▶ _TASK DIRECTIONS_:
Pull out every line from the listing that has the word "Transverse".
===== THE DATA =====
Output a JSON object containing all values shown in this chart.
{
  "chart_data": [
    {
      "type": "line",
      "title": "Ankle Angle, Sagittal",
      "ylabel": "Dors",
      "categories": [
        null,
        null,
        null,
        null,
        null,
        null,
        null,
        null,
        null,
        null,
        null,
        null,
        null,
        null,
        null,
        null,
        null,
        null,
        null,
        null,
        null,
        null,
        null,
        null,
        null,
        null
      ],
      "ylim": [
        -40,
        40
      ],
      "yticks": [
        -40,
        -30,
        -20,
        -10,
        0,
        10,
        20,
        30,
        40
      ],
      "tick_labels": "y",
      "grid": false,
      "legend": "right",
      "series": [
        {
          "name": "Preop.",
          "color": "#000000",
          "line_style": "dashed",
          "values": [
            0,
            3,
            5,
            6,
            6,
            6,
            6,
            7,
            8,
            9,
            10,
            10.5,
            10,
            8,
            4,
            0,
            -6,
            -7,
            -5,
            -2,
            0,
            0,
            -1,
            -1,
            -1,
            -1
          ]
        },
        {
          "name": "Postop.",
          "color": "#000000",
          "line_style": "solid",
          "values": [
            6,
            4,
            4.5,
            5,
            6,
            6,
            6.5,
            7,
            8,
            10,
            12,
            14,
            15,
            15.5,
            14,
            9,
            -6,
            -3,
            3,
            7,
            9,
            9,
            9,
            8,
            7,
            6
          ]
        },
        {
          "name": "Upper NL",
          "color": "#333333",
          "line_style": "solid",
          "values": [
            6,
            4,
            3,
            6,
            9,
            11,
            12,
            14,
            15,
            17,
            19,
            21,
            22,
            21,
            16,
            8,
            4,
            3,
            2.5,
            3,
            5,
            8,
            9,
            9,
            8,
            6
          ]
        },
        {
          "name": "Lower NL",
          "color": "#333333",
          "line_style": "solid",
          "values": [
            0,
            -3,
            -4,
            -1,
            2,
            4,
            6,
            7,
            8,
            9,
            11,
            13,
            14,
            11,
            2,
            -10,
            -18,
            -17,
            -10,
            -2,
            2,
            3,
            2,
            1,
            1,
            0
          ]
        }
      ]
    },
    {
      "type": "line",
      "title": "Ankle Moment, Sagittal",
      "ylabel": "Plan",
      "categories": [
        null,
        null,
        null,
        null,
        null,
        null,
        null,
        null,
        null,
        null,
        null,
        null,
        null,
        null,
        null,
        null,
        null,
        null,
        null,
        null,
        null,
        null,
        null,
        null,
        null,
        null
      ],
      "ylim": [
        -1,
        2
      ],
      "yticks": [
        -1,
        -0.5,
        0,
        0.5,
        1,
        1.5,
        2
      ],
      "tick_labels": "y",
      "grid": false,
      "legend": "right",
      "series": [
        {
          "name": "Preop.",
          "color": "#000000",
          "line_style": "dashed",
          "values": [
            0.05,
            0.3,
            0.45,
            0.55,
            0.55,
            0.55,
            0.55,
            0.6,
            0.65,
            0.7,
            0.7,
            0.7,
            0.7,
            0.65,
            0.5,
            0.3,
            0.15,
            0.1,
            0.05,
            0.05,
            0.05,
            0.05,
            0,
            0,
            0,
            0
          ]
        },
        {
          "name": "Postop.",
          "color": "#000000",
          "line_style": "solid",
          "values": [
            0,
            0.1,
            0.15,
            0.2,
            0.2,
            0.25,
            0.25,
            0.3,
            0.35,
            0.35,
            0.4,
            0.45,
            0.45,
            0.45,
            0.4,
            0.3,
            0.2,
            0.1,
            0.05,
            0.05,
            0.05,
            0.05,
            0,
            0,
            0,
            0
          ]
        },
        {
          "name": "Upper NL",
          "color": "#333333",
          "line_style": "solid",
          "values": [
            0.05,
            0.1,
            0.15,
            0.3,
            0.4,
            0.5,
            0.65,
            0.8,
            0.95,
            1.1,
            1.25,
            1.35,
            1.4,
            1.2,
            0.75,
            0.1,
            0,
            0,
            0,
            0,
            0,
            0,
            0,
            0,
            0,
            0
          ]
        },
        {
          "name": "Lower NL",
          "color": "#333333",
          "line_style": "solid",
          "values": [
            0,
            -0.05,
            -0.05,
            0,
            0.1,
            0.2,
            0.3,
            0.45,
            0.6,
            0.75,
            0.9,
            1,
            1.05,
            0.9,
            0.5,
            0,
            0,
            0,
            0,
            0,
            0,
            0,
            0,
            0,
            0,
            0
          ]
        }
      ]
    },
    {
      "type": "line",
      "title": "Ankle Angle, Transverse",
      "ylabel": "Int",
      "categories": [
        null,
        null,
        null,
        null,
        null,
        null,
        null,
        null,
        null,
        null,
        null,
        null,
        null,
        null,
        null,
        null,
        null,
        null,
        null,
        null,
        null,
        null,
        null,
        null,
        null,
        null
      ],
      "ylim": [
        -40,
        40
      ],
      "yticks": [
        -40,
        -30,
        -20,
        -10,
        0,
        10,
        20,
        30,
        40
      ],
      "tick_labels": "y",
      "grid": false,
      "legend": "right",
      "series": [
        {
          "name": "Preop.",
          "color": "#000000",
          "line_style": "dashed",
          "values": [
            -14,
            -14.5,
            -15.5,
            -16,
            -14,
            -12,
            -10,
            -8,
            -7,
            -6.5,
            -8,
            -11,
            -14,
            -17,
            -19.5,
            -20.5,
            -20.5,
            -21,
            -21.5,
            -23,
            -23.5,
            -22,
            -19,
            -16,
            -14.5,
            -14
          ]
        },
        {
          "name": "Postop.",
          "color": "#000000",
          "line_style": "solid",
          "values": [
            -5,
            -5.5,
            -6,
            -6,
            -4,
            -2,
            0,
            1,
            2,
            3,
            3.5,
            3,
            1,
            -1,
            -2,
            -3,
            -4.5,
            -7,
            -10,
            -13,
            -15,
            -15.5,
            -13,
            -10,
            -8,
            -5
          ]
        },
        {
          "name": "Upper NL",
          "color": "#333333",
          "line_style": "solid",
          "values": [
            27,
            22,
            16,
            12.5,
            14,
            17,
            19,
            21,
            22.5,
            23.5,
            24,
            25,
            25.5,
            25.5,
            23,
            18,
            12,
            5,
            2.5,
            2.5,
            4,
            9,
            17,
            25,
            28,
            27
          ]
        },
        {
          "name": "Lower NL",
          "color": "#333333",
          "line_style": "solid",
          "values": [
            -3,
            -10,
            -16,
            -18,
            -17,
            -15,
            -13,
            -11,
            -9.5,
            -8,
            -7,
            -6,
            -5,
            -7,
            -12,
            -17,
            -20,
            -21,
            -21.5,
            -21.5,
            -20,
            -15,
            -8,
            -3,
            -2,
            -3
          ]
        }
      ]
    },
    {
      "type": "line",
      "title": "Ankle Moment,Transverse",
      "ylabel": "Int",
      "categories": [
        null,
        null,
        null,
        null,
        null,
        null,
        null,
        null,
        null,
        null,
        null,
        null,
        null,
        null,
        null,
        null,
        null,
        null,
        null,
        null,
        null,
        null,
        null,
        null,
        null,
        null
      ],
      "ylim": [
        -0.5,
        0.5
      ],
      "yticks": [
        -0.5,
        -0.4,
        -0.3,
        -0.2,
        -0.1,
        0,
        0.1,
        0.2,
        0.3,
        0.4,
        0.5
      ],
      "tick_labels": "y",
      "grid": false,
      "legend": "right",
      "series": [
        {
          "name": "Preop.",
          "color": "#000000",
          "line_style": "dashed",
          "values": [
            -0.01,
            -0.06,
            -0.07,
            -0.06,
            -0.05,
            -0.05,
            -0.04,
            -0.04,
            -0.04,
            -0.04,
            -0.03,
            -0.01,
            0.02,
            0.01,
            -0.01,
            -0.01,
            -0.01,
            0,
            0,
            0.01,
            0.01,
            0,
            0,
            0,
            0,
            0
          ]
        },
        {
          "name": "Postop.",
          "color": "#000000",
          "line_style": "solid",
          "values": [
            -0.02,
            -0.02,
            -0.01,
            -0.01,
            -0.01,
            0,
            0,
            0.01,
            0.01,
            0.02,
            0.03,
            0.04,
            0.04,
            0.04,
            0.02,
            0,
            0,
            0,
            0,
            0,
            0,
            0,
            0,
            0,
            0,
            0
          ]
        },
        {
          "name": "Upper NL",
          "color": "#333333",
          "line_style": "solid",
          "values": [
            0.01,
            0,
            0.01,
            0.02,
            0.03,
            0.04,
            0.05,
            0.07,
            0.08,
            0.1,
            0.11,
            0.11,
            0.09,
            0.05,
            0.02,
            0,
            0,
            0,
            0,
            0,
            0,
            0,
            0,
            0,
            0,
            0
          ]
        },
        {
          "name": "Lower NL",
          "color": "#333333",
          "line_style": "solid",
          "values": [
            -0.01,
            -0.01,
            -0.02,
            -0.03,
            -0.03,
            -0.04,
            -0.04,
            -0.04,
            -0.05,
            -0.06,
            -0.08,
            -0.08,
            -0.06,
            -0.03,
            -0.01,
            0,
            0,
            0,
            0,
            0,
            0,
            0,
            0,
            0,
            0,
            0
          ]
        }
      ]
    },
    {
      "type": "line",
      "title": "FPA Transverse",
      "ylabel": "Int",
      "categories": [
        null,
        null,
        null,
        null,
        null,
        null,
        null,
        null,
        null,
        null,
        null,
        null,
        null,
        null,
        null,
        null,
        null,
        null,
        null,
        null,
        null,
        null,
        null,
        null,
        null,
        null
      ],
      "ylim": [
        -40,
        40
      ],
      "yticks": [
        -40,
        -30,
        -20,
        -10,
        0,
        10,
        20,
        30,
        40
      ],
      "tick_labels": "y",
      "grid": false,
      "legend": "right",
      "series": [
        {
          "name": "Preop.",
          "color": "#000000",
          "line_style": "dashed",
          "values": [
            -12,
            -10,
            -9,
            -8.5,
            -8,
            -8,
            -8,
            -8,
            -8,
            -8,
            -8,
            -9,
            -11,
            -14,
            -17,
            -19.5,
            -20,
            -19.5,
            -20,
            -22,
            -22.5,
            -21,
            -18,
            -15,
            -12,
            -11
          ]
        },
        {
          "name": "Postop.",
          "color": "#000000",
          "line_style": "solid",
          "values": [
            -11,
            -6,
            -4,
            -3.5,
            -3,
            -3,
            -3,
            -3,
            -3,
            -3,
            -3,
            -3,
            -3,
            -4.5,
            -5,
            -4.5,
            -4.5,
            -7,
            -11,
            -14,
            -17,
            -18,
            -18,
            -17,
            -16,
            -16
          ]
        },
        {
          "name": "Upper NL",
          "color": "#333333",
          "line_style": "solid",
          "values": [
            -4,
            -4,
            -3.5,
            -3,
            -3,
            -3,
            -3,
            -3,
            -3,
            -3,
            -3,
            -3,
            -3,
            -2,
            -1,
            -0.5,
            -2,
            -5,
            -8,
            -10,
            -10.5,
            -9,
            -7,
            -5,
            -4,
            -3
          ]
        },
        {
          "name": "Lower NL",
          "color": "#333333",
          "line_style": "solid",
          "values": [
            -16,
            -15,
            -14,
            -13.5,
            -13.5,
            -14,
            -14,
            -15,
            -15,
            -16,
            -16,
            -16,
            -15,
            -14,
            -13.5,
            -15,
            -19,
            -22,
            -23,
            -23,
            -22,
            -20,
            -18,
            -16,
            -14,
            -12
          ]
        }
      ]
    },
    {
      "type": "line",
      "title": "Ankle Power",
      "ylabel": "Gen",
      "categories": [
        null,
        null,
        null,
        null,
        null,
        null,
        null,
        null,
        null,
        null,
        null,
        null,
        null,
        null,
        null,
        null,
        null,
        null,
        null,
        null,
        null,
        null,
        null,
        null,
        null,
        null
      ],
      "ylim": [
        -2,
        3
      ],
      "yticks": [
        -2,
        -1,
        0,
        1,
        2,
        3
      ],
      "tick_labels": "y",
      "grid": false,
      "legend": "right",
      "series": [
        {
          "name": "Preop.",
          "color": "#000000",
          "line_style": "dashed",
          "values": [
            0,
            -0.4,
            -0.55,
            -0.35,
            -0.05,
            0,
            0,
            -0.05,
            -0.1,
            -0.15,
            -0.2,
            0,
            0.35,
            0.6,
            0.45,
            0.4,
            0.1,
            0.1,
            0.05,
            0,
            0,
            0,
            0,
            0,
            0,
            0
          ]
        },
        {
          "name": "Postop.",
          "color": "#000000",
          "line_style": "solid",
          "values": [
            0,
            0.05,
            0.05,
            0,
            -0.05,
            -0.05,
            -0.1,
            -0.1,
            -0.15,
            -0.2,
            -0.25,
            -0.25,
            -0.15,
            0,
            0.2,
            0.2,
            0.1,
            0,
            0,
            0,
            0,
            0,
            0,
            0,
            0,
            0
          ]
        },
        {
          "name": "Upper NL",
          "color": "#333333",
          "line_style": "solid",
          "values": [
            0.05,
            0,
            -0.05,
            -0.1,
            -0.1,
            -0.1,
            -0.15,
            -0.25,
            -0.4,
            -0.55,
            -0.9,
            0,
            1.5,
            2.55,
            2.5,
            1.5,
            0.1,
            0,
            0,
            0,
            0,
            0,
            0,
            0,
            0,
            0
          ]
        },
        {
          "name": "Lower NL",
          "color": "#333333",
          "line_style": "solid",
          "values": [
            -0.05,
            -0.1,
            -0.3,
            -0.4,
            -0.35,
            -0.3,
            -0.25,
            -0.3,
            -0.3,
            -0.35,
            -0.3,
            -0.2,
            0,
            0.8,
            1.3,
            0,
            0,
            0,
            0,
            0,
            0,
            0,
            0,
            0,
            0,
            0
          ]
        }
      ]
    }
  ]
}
=====
▶ _ANSWER FOR THE TASK_:
      "title": "Ankle Angle, Transverse",
      "title": "Ankle Moment,Transverse",
      "title": "FPA Transverse",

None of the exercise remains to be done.